## What needs to be done
In the data below, locate each line with the word "人工智能等" and list it.

## Record excerpts
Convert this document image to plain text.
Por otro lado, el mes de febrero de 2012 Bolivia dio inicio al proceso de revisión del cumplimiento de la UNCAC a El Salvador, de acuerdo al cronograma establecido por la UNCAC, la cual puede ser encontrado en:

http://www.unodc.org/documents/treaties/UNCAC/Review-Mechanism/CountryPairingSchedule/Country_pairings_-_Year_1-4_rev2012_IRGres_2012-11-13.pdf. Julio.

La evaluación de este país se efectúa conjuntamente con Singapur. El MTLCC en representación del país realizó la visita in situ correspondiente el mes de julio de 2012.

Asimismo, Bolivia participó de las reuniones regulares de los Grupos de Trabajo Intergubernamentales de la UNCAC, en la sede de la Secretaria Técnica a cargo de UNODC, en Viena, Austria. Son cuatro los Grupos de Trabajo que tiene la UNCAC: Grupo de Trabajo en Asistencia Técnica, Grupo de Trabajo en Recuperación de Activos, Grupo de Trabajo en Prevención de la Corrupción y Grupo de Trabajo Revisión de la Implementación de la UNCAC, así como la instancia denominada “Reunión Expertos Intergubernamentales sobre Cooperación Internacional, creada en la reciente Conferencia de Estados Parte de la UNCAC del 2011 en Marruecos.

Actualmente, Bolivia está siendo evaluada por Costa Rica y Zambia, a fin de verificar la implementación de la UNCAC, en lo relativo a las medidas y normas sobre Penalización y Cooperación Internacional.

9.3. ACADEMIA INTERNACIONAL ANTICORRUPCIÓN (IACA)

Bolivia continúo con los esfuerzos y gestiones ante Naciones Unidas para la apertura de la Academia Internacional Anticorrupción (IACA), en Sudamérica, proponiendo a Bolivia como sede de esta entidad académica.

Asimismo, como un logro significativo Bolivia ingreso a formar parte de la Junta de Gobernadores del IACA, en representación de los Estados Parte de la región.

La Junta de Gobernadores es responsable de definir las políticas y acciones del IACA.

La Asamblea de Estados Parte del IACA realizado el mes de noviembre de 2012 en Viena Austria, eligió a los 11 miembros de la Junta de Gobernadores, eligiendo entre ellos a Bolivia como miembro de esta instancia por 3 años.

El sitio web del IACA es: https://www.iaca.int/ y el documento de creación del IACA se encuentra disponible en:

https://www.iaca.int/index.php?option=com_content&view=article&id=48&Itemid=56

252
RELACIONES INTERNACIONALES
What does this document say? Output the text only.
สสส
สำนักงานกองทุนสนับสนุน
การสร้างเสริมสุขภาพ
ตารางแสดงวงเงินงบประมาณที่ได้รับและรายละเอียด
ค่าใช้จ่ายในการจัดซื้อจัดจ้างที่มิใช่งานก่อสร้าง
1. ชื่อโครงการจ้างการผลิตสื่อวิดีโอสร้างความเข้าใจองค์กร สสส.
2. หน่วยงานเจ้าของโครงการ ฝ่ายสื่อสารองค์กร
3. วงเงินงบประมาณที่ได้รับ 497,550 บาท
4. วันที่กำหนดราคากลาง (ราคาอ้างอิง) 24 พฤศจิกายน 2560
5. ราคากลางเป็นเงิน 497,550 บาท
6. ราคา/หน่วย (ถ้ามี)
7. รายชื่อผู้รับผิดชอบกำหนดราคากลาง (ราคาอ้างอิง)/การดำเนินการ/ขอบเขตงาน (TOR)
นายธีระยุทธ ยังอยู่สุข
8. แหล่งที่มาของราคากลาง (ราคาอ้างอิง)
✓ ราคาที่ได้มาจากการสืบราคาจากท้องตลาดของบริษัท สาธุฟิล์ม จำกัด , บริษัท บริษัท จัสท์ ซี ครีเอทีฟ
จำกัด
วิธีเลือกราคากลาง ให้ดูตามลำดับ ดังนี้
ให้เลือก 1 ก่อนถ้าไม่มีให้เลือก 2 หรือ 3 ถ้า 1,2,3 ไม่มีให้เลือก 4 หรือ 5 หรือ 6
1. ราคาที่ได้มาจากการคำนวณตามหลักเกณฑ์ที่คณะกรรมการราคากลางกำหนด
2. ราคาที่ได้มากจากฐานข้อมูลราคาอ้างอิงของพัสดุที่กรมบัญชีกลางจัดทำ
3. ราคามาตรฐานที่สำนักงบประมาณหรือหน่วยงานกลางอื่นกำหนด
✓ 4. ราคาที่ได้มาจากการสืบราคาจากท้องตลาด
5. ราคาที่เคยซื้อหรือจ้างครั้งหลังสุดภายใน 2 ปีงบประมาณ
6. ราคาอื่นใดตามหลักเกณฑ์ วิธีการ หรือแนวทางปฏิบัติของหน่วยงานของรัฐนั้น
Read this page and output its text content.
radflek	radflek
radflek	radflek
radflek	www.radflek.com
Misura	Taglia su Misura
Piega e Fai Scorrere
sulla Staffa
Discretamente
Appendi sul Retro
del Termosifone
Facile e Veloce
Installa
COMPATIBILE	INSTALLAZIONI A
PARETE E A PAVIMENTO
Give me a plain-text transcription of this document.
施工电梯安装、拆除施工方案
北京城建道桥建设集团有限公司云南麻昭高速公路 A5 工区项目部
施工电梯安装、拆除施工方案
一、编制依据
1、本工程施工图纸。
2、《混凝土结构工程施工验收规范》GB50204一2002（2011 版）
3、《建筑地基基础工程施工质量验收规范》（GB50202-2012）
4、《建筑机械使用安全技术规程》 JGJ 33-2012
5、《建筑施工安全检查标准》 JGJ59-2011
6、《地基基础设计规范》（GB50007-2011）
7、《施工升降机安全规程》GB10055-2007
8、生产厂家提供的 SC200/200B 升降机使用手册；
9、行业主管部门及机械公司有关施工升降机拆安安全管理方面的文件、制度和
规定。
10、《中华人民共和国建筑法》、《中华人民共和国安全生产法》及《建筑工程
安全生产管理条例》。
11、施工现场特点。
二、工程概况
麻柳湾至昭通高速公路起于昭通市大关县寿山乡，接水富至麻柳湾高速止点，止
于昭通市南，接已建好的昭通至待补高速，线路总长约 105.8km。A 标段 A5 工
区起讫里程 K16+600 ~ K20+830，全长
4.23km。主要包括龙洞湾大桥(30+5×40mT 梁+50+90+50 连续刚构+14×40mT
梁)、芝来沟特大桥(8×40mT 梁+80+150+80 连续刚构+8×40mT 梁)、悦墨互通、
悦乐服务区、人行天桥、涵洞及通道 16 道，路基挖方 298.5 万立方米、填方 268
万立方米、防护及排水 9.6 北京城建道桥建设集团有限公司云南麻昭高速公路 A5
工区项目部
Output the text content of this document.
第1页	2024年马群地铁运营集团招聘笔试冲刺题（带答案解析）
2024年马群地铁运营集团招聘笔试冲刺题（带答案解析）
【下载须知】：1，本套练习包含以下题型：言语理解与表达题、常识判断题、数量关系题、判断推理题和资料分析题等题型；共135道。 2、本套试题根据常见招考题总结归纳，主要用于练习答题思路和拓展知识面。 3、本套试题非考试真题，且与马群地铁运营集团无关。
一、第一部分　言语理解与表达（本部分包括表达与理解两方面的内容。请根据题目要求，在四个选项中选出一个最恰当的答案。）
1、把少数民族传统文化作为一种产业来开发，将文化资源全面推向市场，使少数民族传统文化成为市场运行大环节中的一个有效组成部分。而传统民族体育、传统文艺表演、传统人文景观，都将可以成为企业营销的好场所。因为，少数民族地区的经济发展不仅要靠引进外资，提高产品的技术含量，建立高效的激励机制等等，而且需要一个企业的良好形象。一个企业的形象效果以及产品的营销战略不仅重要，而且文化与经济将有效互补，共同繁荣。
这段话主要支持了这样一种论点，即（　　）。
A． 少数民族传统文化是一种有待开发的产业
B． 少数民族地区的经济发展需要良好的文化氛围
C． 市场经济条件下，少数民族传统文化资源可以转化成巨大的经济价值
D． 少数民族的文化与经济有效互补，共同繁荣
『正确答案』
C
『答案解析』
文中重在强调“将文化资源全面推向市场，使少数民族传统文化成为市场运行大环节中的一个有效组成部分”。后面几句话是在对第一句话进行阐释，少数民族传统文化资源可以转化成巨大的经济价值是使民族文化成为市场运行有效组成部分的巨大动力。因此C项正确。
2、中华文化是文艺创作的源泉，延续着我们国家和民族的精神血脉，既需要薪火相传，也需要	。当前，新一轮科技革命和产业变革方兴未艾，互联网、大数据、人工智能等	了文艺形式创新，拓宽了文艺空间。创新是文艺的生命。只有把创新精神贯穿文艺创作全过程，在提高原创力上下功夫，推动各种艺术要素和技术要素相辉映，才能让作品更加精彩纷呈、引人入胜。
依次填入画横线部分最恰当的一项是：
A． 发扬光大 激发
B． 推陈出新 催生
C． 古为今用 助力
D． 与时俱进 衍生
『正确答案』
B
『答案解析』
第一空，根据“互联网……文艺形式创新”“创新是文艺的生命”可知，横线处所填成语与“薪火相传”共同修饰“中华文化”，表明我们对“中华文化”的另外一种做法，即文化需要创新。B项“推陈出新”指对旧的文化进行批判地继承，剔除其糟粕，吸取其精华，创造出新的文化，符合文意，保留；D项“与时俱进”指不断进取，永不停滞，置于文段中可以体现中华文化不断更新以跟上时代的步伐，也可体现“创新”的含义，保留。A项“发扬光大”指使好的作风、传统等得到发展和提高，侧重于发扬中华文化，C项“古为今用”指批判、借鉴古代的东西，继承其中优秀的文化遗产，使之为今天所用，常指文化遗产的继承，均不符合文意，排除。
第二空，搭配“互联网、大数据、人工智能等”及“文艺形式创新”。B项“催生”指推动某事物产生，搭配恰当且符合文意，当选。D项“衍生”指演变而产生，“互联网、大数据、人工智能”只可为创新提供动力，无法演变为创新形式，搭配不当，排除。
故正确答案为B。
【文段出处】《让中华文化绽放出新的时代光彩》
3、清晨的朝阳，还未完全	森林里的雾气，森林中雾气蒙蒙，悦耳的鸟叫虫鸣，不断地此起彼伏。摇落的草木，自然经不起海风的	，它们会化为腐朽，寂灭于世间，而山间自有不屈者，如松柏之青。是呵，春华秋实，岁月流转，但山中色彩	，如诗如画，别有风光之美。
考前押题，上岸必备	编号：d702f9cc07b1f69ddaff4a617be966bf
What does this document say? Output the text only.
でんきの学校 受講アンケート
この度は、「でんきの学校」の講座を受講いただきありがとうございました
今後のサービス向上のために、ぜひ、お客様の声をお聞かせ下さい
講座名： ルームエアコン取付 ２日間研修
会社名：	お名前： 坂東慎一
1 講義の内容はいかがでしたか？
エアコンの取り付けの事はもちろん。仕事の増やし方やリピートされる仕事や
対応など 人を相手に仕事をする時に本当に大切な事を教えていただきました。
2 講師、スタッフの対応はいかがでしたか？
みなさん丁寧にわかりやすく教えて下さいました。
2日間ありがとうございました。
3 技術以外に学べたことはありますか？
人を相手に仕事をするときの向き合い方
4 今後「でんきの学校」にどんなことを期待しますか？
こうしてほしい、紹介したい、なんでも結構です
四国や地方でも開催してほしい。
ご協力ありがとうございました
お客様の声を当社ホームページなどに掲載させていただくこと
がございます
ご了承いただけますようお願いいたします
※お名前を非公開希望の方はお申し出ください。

## Final answer
2、中华文化是文艺创作的源泉，延续着我们国家和民族的精神血脉，既需要薪火相传，也需要	。当前，新一轮科技革命和产业变革方兴未艾，互联网、大数据、人工智能等	了文艺形式创新，拓宽了文艺空间。创新是文艺的生命。只有把创新精神贯穿文艺创作全过程，在提高原创力上下功夫，推动各种艺术要素和技术要素相辉映，才能让作品更加精彩纷呈、引人入胜。
第二空，搭配“互联网、大数据、人工智能等”及“文艺形式创新”。B项“催生”指推动某事物产生，搭配恰当且符合文意，当选。D项“衍生”指演变而产生，“互联网、大数据、人工智能”只可为创新提供动力，无法演变为创新形式，搭配不当，排除。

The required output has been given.